Which lines have the string "this"? Copy all of them from the entries below.

▶ [EXERCISE MATERIALS]:
— Start —

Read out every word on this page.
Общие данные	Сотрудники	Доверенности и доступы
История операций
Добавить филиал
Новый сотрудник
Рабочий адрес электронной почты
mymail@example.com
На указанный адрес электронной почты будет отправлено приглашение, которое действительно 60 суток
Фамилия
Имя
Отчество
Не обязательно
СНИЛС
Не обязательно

— End —
— Start —

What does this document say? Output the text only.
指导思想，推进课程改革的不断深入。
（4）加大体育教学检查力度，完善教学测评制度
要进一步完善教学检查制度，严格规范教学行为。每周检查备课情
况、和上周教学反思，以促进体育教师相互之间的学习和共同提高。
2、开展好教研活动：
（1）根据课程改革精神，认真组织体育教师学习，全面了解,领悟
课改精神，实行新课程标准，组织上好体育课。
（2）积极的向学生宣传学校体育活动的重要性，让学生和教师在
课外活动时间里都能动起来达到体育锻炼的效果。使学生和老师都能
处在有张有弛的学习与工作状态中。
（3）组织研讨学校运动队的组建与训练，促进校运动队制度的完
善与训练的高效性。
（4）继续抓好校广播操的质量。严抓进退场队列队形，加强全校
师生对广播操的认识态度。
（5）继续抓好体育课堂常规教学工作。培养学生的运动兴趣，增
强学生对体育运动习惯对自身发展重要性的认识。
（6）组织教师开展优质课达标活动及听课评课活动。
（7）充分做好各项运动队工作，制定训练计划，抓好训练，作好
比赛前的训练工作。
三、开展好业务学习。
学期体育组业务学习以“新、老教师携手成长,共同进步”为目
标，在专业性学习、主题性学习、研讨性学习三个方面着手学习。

— End —
— Start —

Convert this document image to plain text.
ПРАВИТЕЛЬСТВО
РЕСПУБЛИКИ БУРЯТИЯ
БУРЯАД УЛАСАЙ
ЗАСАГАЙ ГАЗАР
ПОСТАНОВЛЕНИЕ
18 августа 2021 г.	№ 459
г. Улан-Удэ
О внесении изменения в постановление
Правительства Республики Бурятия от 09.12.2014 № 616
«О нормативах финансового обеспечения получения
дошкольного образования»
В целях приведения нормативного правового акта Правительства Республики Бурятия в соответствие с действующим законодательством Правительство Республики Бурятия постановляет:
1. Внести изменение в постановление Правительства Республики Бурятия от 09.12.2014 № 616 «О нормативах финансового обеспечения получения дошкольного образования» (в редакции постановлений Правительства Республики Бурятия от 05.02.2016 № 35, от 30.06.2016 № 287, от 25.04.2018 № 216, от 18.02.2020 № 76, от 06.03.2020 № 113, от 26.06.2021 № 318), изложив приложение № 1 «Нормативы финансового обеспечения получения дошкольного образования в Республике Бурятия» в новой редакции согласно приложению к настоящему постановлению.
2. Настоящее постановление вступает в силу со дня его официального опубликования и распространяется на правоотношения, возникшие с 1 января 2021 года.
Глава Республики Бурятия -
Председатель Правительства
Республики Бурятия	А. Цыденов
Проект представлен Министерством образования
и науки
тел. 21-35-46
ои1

— End —

▶ [WRITTEN REPLY]:
Read out every word on this page.
What does this document say? Output the text only.
Convert this document image to plain text.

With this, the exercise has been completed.